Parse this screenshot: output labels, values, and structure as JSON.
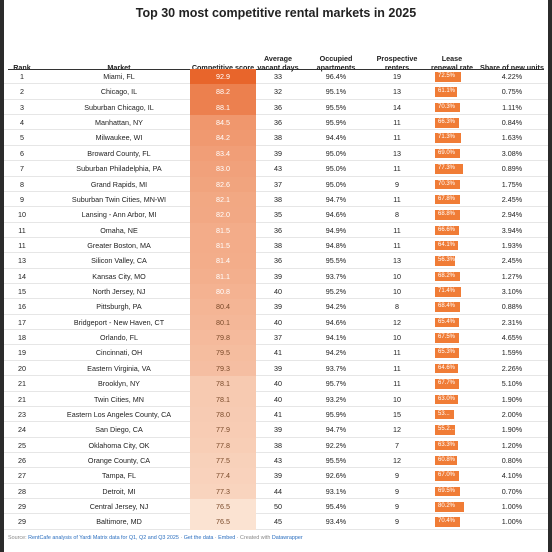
{
  "title": "Top 30 most competitive rental markets in 2025",
  "headers": {
    "rank": "Rank",
    "market": "Market",
    "score": "Competitive score",
    "vacant": "Average vacant days",
    "occupied": "Occupied apartments",
    "renters": "Prospective renters",
    "lease": "Lease renewal rate",
    "share": "Share of new units"
  },
  "colors": {
    "score_high": "#e8652b",
    "score_low": "#fbe3d2",
    "lease_bar": "#f07c36"
  },
  "rows": [
    {
      "rank": "1",
      "market": "Miami, FL",
      "score": "92.9",
      "vacant": "33",
      "occupied": "96.4%",
      "renters": "19",
      "lease": "72.5%",
      "share": "4.22%"
    },
    {
      "rank": "2",
      "market": "Chicago, IL",
      "score": "88.2",
      "vacant": "32",
      "occupied": "95.1%",
      "renters": "13",
      "lease": "61.1%",
      "share": "0.75%"
    },
    {
      "rank": "3",
      "market": "Suburban Chicago, IL",
      "score": "88.1",
      "vacant": "36",
      "occupied": "95.5%",
      "renters": "14",
      "lease": "70.3%",
      "share": "1.11%"
    },
    {
      "rank": "4",
      "market": "Manhattan, NY",
      "score": "84.5",
      "vacant": "36",
      "occupied": "95.9%",
      "renters": "11",
      "lease": "66.3%",
      "share": "0.84%"
    },
    {
      "rank": "5",
      "market": "Milwaukee, WI",
      "score": "84.2",
      "vacant": "38",
      "occupied": "94.4%",
      "renters": "11",
      "lease": "71.3%",
      "share": "1.63%"
    },
    {
      "rank": "6",
      "market": "Broward County, FL",
      "score": "83.4",
      "vacant": "39",
      "occupied": "95.0%",
      "renters": "13",
      "lease": "69.0%",
      "share": "3.08%"
    },
    {
      "rank": "7",
      "market": "Suburban Philadelphia, PA",
      "score": "83.0",
      "vacant": "43",
      "occupied": "95.0%",
      "renters": "11",
      "lease": "77.3%",
      "share": "0.89%"
    },
    {
      "rank": "8",
      "market": "Grand Rapids, MI",
      "score": "82.6",
      "vacant": "37",
      "occupied": "95.0%",
      "renters": "9",
      "lease": "70.3%",
      "share": "1.75%"
    },
    {
      "rank": "9",
      "market": "Suburban Twin Cities, MN-WI",
      "score": "82.1",
      "vacant": "38",
      "occupied": "94.7%",
      "renters": "11",
      "lease": "67.8%",
      "share": "2.45%"
    },
    {
      "rank": "10",
      "market": "Lansing - Ann Arbor, MI",
      "score": "82.0",
      "vacant": "35",
      "occupied": "94.6%",
      "renters": "8",
      "lease": "68.8%",
      "share": "2.94%"
    },
    {
      "rank": "11",
      "market": "Omaha, NE",
      "score": "81.5",
      "vacant": "36",
      "occupied": "94.9%",
      "renters": "11",
      "lease": "66.6%",
      "share": "3.94%"
    },
    {
      "rank": "11",
      "market": "Greater Boston, MA",
      "score": "81.5",
      "vacant": "38",
      "occupied": "94.8%",
      "renters": "11",
      "lease": "64.1%",
      "share": "1.93%"
    },
    {
      "rank": "13",
      "market": "Silicon Valley, CA",
      "score": "81.4",
      "vacant": "36",
      "occupied": "95.5%",
      "renters": "13",
      "lease": "56.3%",
      "share": "2.45%"
    },
    {
      "rank": "14",
      "market": "Kansas City, MO",
      "score": "81.1",
      "vacant": "39",
      "occupied": "93.7%",
      "renters": "10",
      "lease": "68.2%",
      "share": "1.27%"
    },
    {
      "rank": "15",
      "market": "North Jersey, NJ",
      "score": "80.8",
      "vacant": "40",
      "occupied": "95.2%",
      "renters": "10",
      "lease": "71.4%",
      "share": "3.10%"
    },
    {
      "rank": "16",
      "market": "Pittsburgh, PA",
      "score": "80.4",
      "vacant": "39",
      "occupied": "94.2%",
      "renters": "8",
      "lease": "68.4%",
      "share": "0.88%"
    },
    {
      "rank": "17",
      "market": "Bridgeport - New Haven, CT",
      "score": "80.1",
      "vacant": "40",
      "occupied": "94.6%",
      "renters": "12",
      "lease": "65.4%",
      "share": "2.31%"
    },
    {
      "rank": "18",
      "market": "Orlando, FL",
      "score": "79.8",
      "vacant": "37",
      "occupied": "94.1%",
      "renters": "10",
      "lease": "67.5%",
      "share": "4.65%"
    },
    {
      "rank": "19",
      "market": "Cincinnati, OH",
      "score": "79.5",
      "vacant": "41",
      "occupied": "94.2%",
      "renters": "11",
      "lease": "65.3%",
      "share": "1.59%"
    },
    {
      "rank": "20",
      "market": "Eastern Virginia, VA",
      "score": "79.3",
      "vacant": "39",
      "occupied": "93.7%",
      "renters": "11",
      "lease": "64.6%",
      "share": "2.26%"
    },
    {
      "rank": "21",
      "market": "Brooklyn, NY",
      "score": "78.1",
      "vacant": "40",
      "occupied": "95.7%",
      "renters": "11",
      "lease": "67.7%",
      "share": "5.10%"
    },
    {
      "rank": "21",
      "market": "Twin Cities, MN",
      "score": "78.1",
      "vacant": "40",
      "occupied": "93.2%",
      "renters": "10",
      "lease": "63.0%",
      "share": "1.90%"
    },
    {
      "rank": "23",
      "market": "Eastern Los Angeles County, CA",
      "score": "78.0",
      "vacant": "41",
      "occupied": "95.9%",
      "renters": "15",
      "lease": "53...",
      "share": "2.00%"
    },
    {
      "rank": "24",
      "market": "San Diego, CA",
      "score": "77.9",
      "vacant": "39",
      "occupied": "94.7%",
      "renters": "12",
      "lease": "55.2...",
      "share": "1.90%"
    },
    {
      "rank": "25",
      "market": "Oklahoma City, OK",
      "score": "77.8",
      "vacant": "38",
      "occupied": "92.2%",
      "renters": "7",
      "lease": "63.3%",
      "share": "1.20%"
    },
    {
      "rank": "26",
      "market": "Orange County, CA",
      "score": "77.5",
      "vacant": "43",
      "occupied": "95.5%",
      "renters": "12",
      "lease": "60.8%",
      "share": "0.80%"
    },
    {
      "rank": "27",
      "market": "Tampa, FL",
      "score": "77.4",
      "vacant": "39",
      "occupied": "92.6%",
      "renters": "9",
      "lease": "67.0%",
      "share": "4.10%"
    },
    {
      "rank": "28",
      "market": "Detroit, MI",
      "score": "77.3",
      "vacant": "44",
      "occupied": "93.1%",
      "renters": "9",
      "lease": "69.5%",
      "share": "0.70%"
    },
    {
      "rank": "29",
      "market": "Central Jersey, NJ",
      "score": "76.5",
      "vacant": "50",
      "occupied": "95.4%",
      "renters": "9",
      "lease": "80.2%",
      "share": "1.00%"
    },
    {
      "rank": "29",
      "market": "Baltimore, MD",
      "score": "76.5",
      "vacant": "45",
      "occupied": "93.4%",
      "renters": "9",
      "lease": "70.4%",
      "share": "1.00%"
    }
  ],
  "footer": {
    "source_label": "Source: ",
    "source_link": "RentCafe analysis of Yardi Matrix data for Q1, Q2 and Q3 2025",
    "sep1": " · ",
    "get_data": "Get the data",
    "sep2": " · ",
    "embed": "Embed",
    "created": " · Created with ",
    "tool": "Datawrapper"
  }
}
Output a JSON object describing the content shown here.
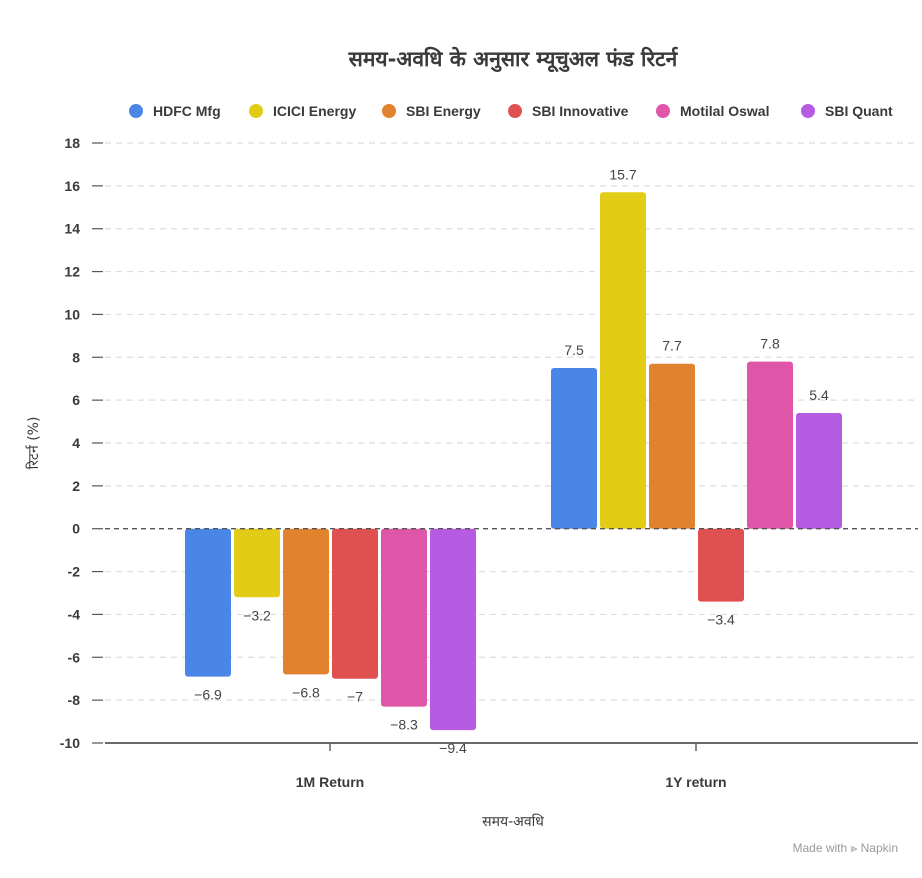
{
  "chart_data": {
    "type": "bar",
    "title": "समय-अवधि के अनुसार म्यूचुअल फंड रिटर्न",
    "xlabel": "समय-अवधि",
    "ylabel": "रिटर्न (%)",
    "ylim": [
      -10,
      18
    ],
    "yticks": [
      18,
      16,
      14,
      12,
      10,
      8,
      6,
      4,
      2,
      0,
      -2,
      -4,
      -6,
      -8,
      -10
    ],
    "categories": [
      "1M Return",
      "1Y return"
    ],
    "legend_position": "top",
    "series": [
      {
        "name": "HDFC Mfg",
        "color": "#4a86e8",
        "values": [
          -6.9,
          7.5
        ],
        "labels": [
          "−6.9",
          "7.5"
        ]
      },
      {
        "name": "ICICI Energy",
        "color": "#e2cc15",
        "values": [
          -3.2,
          15.7
        ],
        "labels": [
          "−3.2",
          "15.7"
        ]
      },
      {
        "name": "SBI Energy",
        "color": "#e0822e",
        "values": [
          -6.8,
          7.7
        ],
        "labels": [
          "−6.8",
          "7.7"
        ]
      },
      {
        "name": "SBI Innovative",
        "color": "#e05050",
        "values": [
          -7,
          -3.4
        ],
        "labels": [
          "−7",
          "−3.4"
        ]
      },
      {
        "name": "Motilal Oswal",
        "color": "#df56a8",
        "values": [
          -8.3,
          7.8
        ],
        "labels": [
          "−8.3",
          "7.8"
        ]
      },
      {
        "name": "SBI Quant",
        "color": "#b55ce3",
        "values": [
          -9.4,
          5.4
        ],
        "labels": [
          "−9.4",
          "5.4"
        ]
      }
    ]
  },
  "footer": {
    "made_with": "Made with",
    "brand": "Napkin"
  }
}
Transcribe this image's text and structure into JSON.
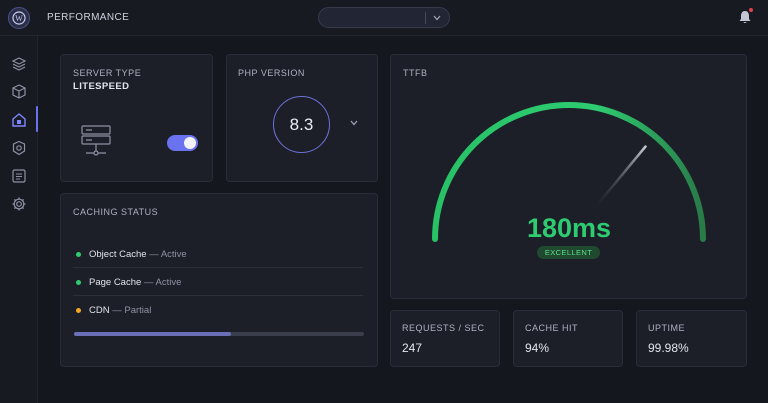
{
  "app": {
    "title": "PERFORMANCE"
  },
  "header": {
    "select_value": ""
  },
  "server": {
    "label": "SERVER TYPE",
    "value": "LITESPEED",
    "toggle_on": true
  },
  "php": {
    "label": "PHP VERSION",
    "value": "8.3"
  },
  "caching": {
    "label": "CACHING STATUS",
    "items": [
      {
        "name": "Object Cache",
        "status": " — Active",
        "color": "#2ecc71"
      },
      {
        "name": "Page Cache",
        "status": " — Active",
        "color": "#2ecc71"
      },
      {
        "name": "CDN",
        "status": " — Partial",
        "color": "#f5a623"
      }
    ],
    "progress_fraction": 0.54
  },
  "ttfb": {
    "label": "TTFB",
    "value": "180ms",
    "badge": "EXCELLENT",
    "gauge_fraction": 0.72
  },
  "stats": [
    {
      "label": "REQUESTS / SEC",
      "value": "247"
    },
    {
      "label": "CACHE HIT",
      "value": "94%"
    },
    {
      "label": "UPTIME",
      "value": "99.98%"
    }
  ],
  "colors": {
    "accent": "#6b72f0",
    "success": "#2ecc71",
    "warning": "#f5a623",
    "alert": "#e0414b"
  },
  "icons": {
    "sidebar": [
      "layers-icon",
      "box-icon",
      "dashboard-icon",
      "shield-icon",
      "list-icon",
      "settings-icon"
    ],
    "header": [
      "wordpress-logo-icon",
      "chevron-down-icon",
      "bell-icon"
    ],
    "server": "server-icon"
  }
}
━━━━━━━━━━
- [TASK]: Figure out how many lines above include the string "Suburban", then report that number and nothing else.

- [REPLY TO THE TASK]: 3